[Brief]:
Copy every line of the data exactly, leaving nothing out.

+++ Available records

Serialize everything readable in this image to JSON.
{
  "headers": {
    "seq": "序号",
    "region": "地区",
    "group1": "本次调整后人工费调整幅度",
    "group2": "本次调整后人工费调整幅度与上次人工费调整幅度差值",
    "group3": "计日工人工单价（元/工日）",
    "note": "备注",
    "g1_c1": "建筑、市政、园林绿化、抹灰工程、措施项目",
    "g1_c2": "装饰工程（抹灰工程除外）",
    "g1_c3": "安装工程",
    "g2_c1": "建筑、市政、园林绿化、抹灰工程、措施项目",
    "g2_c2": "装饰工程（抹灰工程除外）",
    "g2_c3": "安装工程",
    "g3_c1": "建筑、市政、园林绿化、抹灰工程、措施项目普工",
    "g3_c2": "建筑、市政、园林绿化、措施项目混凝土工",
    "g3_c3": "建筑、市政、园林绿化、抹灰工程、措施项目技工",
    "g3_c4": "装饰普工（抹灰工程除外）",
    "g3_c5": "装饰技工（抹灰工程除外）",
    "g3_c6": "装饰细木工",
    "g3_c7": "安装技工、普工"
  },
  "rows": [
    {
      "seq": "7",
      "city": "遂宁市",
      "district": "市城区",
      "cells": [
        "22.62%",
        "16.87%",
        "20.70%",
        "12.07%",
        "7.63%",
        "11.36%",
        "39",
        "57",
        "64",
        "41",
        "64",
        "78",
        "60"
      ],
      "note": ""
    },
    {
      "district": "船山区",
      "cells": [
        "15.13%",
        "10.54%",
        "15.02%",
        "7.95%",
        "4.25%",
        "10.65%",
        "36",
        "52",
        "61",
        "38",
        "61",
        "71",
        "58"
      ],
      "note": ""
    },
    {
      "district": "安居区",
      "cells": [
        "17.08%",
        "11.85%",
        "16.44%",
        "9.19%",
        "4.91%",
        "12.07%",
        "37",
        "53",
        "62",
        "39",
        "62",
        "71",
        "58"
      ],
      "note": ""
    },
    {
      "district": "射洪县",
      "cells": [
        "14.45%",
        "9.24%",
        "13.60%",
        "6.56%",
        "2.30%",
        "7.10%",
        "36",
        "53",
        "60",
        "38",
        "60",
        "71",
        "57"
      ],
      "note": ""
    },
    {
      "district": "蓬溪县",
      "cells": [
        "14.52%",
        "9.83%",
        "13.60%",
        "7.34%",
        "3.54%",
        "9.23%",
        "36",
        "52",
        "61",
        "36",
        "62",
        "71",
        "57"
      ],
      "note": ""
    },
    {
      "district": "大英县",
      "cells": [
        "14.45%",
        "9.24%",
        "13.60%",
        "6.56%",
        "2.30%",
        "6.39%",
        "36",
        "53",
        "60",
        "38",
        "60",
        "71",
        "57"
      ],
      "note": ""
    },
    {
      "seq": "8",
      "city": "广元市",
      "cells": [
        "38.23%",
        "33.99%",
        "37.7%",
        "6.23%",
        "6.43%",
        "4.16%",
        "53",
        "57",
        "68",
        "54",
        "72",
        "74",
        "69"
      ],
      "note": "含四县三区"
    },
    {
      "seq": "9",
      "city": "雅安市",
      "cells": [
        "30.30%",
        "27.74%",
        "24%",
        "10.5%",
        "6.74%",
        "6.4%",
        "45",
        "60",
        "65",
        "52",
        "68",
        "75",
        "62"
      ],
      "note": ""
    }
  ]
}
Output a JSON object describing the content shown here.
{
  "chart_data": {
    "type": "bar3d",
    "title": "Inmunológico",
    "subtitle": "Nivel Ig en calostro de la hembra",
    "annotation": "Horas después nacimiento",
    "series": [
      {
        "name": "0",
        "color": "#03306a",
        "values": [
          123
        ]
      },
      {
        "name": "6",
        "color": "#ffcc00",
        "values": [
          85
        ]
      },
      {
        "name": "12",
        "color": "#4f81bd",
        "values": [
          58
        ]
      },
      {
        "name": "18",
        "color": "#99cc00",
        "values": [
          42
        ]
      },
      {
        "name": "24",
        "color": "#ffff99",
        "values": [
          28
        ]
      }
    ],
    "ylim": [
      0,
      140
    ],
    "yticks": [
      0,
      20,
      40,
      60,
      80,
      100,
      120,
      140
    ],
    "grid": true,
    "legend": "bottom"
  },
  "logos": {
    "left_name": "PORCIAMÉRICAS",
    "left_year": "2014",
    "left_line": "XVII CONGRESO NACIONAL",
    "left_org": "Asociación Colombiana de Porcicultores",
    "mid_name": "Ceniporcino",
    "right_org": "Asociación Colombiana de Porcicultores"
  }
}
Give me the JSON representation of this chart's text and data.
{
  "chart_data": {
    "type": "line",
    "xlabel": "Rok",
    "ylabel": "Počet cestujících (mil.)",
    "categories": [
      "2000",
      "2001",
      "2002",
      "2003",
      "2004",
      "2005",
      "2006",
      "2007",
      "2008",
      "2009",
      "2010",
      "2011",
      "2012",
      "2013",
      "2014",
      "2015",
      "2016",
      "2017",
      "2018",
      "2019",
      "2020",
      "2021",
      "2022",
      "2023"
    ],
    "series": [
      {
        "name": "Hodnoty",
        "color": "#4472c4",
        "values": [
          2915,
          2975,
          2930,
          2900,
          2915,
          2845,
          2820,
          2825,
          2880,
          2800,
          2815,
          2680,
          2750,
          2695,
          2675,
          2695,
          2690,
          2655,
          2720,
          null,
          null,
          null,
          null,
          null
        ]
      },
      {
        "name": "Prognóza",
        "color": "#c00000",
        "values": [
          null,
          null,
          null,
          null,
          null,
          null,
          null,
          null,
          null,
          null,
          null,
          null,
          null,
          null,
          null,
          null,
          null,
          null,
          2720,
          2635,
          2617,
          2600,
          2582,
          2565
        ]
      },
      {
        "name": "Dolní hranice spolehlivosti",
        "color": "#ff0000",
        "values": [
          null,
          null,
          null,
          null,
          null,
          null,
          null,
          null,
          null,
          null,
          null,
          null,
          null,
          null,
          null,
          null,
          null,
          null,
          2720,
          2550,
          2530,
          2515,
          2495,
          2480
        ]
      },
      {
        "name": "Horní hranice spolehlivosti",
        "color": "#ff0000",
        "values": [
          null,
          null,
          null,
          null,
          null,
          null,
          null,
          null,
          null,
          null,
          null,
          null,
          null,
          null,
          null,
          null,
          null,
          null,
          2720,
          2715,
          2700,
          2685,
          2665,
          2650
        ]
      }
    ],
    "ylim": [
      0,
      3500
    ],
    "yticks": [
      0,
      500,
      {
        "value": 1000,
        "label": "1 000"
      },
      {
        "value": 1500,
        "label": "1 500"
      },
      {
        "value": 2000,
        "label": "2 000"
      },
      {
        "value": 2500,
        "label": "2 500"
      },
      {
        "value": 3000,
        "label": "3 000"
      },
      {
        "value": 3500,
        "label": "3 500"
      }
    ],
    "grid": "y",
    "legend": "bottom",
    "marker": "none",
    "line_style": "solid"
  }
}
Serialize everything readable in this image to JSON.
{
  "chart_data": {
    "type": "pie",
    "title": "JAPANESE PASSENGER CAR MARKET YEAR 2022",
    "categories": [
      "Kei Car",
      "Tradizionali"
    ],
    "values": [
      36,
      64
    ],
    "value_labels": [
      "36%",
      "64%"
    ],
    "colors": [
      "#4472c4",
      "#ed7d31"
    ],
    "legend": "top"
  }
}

++++++

[Solution to this task]:
Serialize everything readable in this image to JSON.
{
  "headers": {
    "seq": "序号",
    "region": "地区",
    "group1": "本次调整后人工费调整幅度",
    "group2": "本次调整后人工费调整幅度与上次人工费调整幅度差值",
    "group3": "计日工人工单价（元/工日）",
    "note": "备注",
    "g1_c1": "建筑、市政、园林绿化、抹灰工程、措施项目",
    "g1_c2": "装饰工程（抹灰工程除外）",
    "g1_c3": "安装工程",
    "g2_c1": "建筑、市政、园林绿化、抹灰工程、措施项目",
    "g2_c2": "装饰工程（抹灰工程除外）",
    "g2_c3": "安装工程",
    "g3_c1": "建筑、市政、园林绿化、抹灰工程、措施项目普工",
    "g3_c2": "建筑、市政、园林绿化、措施项目混凝土工",
    "g3_c3": "建筑、市政、园林绿化、抹灰工程、措施项目技工",
    "g3_c4": "装饰普工（抹灰工程除外）",
    "g3_c5": "装饰技工（抹灰工程除外）",
    "g3_c6": "装饰细木工",
    "g3_c7": "安装技工、普工"
  },
  "rows": [
    {
      "seq": "7",
      "city": "遂宁市",
      "district": "市城区",
      "cells": [
        "22.62%",
        "16.87%",
        "20.70%",
        "12.07%",
        "7.63%",
        "11.36%",
        "39",
        "57",
        "64",
        "41",
        "64",
        "78",
        "60"
      ],
      "note": ""
    },
    {
      "district": "船山区",
      "cells": [
        "15.13%",
        "10.54%",
        "15.02%",
        "7.95%",
        "4.25%",
        "10.65%",
        "36",
        "52",
        "61",
        "38",
        "61",
        "71",
        "58"
      ],
      "note": ""
    },
    {
      "district": "安居区",
      "cells": [
        "17.08%",
        "11.85%",
        "16.44%",
        "9.19%",
        "4.91%",
        "12.07%",
        "37",
        "53",
        "62",
        "39",
        "62",
        "71",
        "58"
      ],
      "note": ""
    },
    {
      "district": "射洪县",
      "cells": [
        "14.45%",
        "9.24%",
        "13.60%",
        "6.56%",
        "2.30%",
        "7.10%",
        "36",
        "53",
        "60",
        "38",
        "60",
        "71",
        "57"
      ],
      "note": ""
    },
    {
      "district": "蓬溪县",
      "cells": [
        "14.52%",
        "9.83%",
        "13.60%",
        "7.34%",
        "3.54%",
        "9.23%",
        "36",
        "52",
        "61",
        "36",
        "62",
        "71",
        "57"
      ],
      "note": ""
    },
    {
      "district": "大英县",
      "cells": [
        "14.45%",
        "9.24%",
        "13.60%",
        "6.56%",
        "2.30%",
        "6.39%",
        "36",
        "53",
        "60",
        "38",
        "60",
        "71",
        "57"
      ],
      "note": ""
    },
    {
      "seq": "8",
      "city": "广元市",
      "cells": [
        "38.23%",
        "33.99%",
        "37.7%",
        "6.23%",
        "6.43%",
        "4.16%",
        "53",
        "57",
        "68",
        "54",
        "72",
        "74",
        "69"
      ],
      "note": "含四县三区"
    },
    {
      "seq": "9",
      "city": "雅安市",
      "cells": [
        "30.30%",
        "27.74%",
        "24%",
        "10.5%",
        "6.74%",
        "6.4%",
        "45",
        "60",
        "65",
        "52",
        "68",
        "75",
        "62"
      ],
      "note": ""
    }
  ]
}
Output a JSON object describing the content shown here.
{
  "chart_data": {
    "type": "bar3d",
    "title": "Inmunológico",
    "subtitle": "Nivel Ig en calostro de la hembra",
    "annotation": "Horas después nacimiento",
    "series": [
      {
        "name": "0",
        "color": "#03306a",
        "values": [
          123
        ]
      },
      {
        "name": "6",
        "color": "#ffcc00",
        "values": [
          85
        ]
      },
      {
        "name": "12",
        "color": "#4f81bd",
        "values": [
          58
        ]
      },
      {
        "name": "18",
        "color": "#99cc00",
        "values": [
          42
        ]
      },
      {
        "name": "24",
        "color": "#ffff99",
        "values": [
          28
        ]
      }
    ],
    "ylim": [
      0,
      140
    ],
    "yticks": [
      0,
      20,
      40,
      60,
      80,
      100,
      120,
      140
    ],
    "grid": true,
    "legend": "bottom"
  },
  "logos": {
    "left_name": "PORCIAMÉRICAS",
    "left_year": "2014",
    "left_line": "XVII CONGRESO NACIONAL",
    "left_org": "Asociación Colombiana de Porcicultores",
    "mid_name": "Ceniporcino",
    "right_org": "Asociación Colombiana de Porcicultores"
  }
}
Give me the JSON representation of this chart's text and data.
{
  "chart_data": {
    "type": "line",
    "xlabel": "Rok",
    "ylabel": "Počet cestujících (mil.)",
    "categories": [
      "2000",
      "2001",
      "2002",
      "2003",
      "2004",
      "2005",
      "2006",
      "2007",
      "2008",
      "2009",
      "2010",
      "2011",
      "2012",
      "2013",
      "2014",
      "2015",
      "2016",
      "2017",
      "2018",
      "2019",
      "2020",
      "2021",
      "2022",
      "2023"
    ],
    "series": [
      {
        "name": "Hodnoty",
        "color": "#4472c4",
        "values": [
          2915,
          2975,
          2930,
          2900,
          2915,
          2845,
          2820,
          2825,
          2880,
          2800,
          2815,
          2680,
          2750,
          2695,
          2675,
          2695,
          2690,
          2655,
          2720,
          null,
          null,
          null,
          null,
          null
        ]
      },
      {
        "name": "Prognóza",
        "color": "#c00000",
        "values": [
          null,
          null,
          null,
          null,
          null,
          null,
          null,
          null,
          null,
          null,
          null,
          null,
          null,
          null,
          null,
          null,
          null,
          null,
          2720,
          2635,
          2617,
          2600,
          2582,
          2565
        ]
      },
      {
        "name": "Dolní hranice spolehlivosti",
        "color": "#ff0000",
        "values": [
          null,
          null,
          null,
          null,
          null,
          null,
          null,
          null,
          null,
          null,
          null,
          null,
          null,
          null,
          null,
          null,
          null,
          null,
          2720,
          2550,
          2530,
          2515,
          2495,
          2480
        ]
      },
      {
        "name": "Horní hranice spolehlivosti",
        "color": "#ff0000",
        "values": [
          null,
          null,
          null,
          null,
          null,
          null,
          null,
          null,
          null,
          null,
          null,
          null,
          null,
          null,
          null,
          null,
          null,
          null,
          2720,
          2715,
          2700,
          2685,
          2665,
          2650
        ]
      }
    ],
    "ylim": [
      0,
      3500
    ],
    "yticks": [
      0,
      500,
      {
        "value": 1000,
        "label": "1 000"
      },
      {
        "value": 1500,
        "label": "1 500"
      },
      {
        "value": 2000,
        "label": "2 000"
      },
      {
        "value": 2500,
        "label": "2 500"
      },
      {
        "value": 3000,
        "label": "3 000"
      },
      {
        "value": 3500,
        "label": "3 500"
      }
    ],
    "grid": "y",
    "legend": "bottom",
    "marker": "none",
    "line_style": "solid"
  }
}
Serialize everything readable in this image to JSON.
{
  "chart_data": {
    "type": "pie",
    "title": "JAPANESE PASSENGER CAR MARKET YEAR 2022",
    "categories": [
      "Kei Car",
      "Tradizionali"
    ],
    "values": [
      36,
      64
    ],
    "value_labels": [
      "36%",
      "64%"
    ],
    "colors": [
      "#4472c4",
      "#ed7d31"
    ],
    "legend": "top"
  }
}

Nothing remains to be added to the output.